EXCERPTED TEXT:
Hi Mark!
I did my best to distinguish between selfhood and self-awareness in the essay, or being a self vs knowing that you are a self, but I was covering a lot of ground and I might have not been clear on my position. To answer your questions just from my perspective first, any living thing that embodies a dynamical system "thermostatted" to a fluctuating environment is a self, to borrow the technical term from your work. I definitely do not have the impression that there is a merely incremental scale of "complexity" (however quantified) and there is simply some critical value of this parameter where meaning just pops into existence, I'm not sure if thats exactly what you mean by the incrementalist view but I want to be clear that I'm advancing nothing of the sort. So my assertion was that meaning, which for me is a synonym for intentional self-world relationships, emerges with organisms and the fact that you have, ultimately, a converging series embodied in a physical system repeatedly interacting with an environment. Both the embodiment and repetition are necessary, however, for learning or adaptation to occur (and I consider both of those to be recapitulations of the same dynamics at different scales).
Self-awareness is a separate concept in addition to selfhood that had to evolve on a stable foundation of many interacting non self-aware selves, and my proposal is that the demonstrable gain in computational complexity generated by self-awareness is the selective mechanism which caused self-aware machines, once they had evolved, to outlearn non self-aware machines. I think the seeds of self-awareness are present in other social mammals if not all animals, but in the past few thousand years we became REALLY aware of our awareness, and aware of our awareness of our awareness ad infinitum and the same with the awareness of other humans. I don't know what the mechanism was that actually caused this change, but I presume it has something to do with social and cultural evolution, given that it's clearly too recent to be anything biologically or genetically special about humans, plus the fact that there appears to be nothing biologically or genetically special about us.
I hope that clarifies my views, and if nothing else I promise you I'm not defending a naive "just take the standard model and start adding complexity and poof!" view of the evolution of intention.
I can't comment on Dennet or Searle because I never studied analytic philosophy in any detail.
Finally, thanks for taking the time to read and comment on my work!

SUPPLIED INFORMATION:

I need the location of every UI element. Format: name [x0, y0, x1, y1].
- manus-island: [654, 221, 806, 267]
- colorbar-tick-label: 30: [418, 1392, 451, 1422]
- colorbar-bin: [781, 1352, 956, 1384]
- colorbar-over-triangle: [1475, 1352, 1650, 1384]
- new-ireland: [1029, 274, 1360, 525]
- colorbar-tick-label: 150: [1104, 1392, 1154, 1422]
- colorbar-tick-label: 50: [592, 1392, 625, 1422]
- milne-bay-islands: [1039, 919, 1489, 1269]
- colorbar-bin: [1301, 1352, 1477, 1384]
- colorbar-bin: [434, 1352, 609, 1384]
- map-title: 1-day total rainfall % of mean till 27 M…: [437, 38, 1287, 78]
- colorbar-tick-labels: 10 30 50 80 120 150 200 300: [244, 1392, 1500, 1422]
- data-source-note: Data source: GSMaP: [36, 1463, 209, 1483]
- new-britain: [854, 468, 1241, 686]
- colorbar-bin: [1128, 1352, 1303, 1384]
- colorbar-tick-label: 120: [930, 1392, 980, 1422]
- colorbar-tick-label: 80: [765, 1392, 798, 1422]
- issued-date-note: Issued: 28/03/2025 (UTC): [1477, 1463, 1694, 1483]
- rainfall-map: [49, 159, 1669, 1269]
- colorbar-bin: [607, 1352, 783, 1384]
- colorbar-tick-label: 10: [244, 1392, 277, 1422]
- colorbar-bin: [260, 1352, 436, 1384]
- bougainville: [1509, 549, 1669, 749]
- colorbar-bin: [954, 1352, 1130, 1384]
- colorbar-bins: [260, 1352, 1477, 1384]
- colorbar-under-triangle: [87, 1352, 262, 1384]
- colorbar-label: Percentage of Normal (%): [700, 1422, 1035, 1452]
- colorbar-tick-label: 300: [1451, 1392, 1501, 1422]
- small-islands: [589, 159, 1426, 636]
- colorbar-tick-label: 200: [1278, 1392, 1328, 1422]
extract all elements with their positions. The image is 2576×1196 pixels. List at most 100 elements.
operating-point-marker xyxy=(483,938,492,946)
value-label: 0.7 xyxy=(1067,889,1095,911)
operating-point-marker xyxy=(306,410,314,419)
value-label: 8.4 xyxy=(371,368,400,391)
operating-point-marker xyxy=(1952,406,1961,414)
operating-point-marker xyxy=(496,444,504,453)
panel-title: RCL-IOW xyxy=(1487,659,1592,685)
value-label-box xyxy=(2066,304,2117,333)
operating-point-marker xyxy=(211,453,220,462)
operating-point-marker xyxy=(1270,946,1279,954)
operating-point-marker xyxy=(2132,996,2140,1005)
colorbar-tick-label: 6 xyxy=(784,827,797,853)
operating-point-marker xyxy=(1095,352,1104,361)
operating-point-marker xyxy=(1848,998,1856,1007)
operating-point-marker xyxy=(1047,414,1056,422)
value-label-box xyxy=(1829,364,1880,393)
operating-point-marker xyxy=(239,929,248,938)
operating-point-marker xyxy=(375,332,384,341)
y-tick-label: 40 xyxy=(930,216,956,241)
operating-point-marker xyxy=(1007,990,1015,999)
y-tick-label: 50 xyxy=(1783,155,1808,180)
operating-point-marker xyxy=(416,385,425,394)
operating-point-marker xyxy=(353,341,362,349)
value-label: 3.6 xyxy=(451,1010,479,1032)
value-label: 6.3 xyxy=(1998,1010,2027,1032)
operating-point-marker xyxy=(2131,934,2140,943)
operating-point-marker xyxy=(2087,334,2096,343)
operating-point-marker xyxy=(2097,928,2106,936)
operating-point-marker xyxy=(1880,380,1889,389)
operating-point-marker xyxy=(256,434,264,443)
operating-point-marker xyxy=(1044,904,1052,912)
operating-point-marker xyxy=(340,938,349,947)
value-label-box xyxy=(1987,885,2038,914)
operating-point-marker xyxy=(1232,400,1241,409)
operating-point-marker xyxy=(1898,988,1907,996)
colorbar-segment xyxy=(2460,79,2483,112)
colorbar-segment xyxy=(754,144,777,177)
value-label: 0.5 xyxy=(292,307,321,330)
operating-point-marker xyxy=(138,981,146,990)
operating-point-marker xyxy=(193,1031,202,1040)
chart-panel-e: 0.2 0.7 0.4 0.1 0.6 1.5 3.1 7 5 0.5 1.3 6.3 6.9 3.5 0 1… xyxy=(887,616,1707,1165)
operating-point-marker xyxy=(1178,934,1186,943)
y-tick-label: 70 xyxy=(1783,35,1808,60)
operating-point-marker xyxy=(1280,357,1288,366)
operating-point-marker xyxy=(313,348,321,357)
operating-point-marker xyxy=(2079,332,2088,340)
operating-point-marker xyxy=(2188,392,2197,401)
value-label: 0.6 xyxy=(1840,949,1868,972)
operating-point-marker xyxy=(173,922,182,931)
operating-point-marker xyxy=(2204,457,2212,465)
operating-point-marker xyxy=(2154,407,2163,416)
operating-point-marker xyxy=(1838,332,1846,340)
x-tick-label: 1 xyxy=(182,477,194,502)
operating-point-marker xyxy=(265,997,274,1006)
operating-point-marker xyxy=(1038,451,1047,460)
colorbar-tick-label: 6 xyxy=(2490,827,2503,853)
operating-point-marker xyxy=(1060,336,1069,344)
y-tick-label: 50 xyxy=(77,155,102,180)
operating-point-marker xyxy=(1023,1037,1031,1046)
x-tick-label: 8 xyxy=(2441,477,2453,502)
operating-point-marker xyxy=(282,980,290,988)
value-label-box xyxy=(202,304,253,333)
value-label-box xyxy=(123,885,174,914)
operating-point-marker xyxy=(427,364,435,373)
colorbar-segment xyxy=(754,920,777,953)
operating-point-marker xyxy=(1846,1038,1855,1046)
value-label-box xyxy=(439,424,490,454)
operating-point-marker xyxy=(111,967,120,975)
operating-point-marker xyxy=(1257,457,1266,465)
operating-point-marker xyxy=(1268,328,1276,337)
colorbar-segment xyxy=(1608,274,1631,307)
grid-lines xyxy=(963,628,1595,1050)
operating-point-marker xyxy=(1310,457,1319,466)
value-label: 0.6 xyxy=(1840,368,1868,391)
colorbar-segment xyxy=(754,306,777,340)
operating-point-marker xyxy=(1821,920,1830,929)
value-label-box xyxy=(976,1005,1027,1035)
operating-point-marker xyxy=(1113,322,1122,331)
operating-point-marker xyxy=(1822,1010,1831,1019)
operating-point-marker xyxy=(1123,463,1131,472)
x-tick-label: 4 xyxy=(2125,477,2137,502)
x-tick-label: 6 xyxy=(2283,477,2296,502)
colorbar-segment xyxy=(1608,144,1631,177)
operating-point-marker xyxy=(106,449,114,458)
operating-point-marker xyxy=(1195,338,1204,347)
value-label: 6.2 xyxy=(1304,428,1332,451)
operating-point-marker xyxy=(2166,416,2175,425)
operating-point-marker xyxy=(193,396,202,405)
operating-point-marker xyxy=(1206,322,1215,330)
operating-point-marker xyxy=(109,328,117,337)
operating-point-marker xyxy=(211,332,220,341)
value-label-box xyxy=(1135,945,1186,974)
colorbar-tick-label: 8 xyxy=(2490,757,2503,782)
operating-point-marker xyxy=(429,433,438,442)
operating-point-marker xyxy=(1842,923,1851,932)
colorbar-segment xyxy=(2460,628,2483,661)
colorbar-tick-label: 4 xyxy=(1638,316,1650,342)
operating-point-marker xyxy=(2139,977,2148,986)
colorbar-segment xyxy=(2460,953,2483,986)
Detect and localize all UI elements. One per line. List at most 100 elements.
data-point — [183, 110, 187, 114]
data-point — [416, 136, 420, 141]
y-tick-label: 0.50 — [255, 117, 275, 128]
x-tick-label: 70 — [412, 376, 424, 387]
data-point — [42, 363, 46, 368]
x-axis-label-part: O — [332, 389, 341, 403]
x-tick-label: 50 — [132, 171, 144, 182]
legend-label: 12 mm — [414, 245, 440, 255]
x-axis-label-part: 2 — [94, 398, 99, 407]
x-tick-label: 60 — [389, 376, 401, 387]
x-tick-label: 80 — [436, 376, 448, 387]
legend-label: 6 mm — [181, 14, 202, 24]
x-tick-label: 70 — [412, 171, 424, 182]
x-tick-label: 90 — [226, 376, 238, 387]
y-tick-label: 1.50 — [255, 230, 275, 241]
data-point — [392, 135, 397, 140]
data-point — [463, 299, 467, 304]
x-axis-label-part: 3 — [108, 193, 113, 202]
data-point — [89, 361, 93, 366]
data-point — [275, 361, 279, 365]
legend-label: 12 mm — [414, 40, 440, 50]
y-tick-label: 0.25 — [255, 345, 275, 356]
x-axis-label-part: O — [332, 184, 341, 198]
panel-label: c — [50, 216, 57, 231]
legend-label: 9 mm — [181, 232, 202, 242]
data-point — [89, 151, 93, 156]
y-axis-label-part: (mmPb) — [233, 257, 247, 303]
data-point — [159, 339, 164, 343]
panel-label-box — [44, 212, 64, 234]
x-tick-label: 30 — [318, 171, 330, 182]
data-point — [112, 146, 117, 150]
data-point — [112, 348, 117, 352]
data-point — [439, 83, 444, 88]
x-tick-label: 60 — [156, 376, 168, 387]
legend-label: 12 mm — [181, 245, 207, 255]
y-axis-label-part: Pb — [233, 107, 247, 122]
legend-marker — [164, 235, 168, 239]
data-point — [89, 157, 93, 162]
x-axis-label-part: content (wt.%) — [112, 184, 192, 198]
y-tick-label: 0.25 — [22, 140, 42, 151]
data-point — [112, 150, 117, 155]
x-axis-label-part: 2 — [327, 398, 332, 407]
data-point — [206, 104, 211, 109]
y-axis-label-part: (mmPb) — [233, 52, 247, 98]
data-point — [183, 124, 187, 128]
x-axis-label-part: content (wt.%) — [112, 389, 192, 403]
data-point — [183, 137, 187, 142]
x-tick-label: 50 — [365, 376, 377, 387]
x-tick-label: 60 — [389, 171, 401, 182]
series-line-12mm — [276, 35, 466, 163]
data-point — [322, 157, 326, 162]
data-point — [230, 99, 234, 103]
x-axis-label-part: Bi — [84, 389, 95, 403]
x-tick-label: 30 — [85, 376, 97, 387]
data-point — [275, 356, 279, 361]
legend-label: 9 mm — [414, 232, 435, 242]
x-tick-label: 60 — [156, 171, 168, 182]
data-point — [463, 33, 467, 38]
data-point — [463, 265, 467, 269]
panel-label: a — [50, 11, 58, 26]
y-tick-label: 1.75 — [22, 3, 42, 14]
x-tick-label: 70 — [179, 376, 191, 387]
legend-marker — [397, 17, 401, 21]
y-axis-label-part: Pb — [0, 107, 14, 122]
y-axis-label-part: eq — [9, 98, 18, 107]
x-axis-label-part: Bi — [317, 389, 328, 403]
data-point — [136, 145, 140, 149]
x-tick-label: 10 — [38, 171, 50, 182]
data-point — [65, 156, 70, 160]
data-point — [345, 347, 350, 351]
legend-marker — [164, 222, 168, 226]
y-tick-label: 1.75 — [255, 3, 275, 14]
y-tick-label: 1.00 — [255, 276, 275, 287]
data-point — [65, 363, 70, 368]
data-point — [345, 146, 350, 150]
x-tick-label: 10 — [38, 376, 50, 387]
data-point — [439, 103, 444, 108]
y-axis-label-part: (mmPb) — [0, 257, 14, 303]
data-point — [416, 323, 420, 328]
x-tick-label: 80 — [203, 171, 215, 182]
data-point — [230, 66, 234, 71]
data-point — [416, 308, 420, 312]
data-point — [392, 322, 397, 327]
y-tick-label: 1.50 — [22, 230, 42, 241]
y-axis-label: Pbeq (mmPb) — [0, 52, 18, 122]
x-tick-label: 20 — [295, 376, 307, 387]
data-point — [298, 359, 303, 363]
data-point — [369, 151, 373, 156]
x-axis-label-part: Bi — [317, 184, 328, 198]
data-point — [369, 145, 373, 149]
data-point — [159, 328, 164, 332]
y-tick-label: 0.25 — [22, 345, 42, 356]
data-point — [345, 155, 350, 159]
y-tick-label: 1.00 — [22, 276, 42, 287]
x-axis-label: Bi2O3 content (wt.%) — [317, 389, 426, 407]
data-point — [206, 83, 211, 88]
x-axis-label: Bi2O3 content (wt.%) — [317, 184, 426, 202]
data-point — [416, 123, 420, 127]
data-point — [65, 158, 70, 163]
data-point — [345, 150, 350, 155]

THE TASK: Print the part of the reply on selfhood and self-awareness starting with "I can't comment" and going on through "on my work!". Work only from the reply on selfhood and self-awareness, not from the entries.

EXPECTED ANSWER:
I can't comment on Dennet or Searle because I never studied analytic philosophy in any detail.
Finally, thanks for taking the time to read and comment on my work!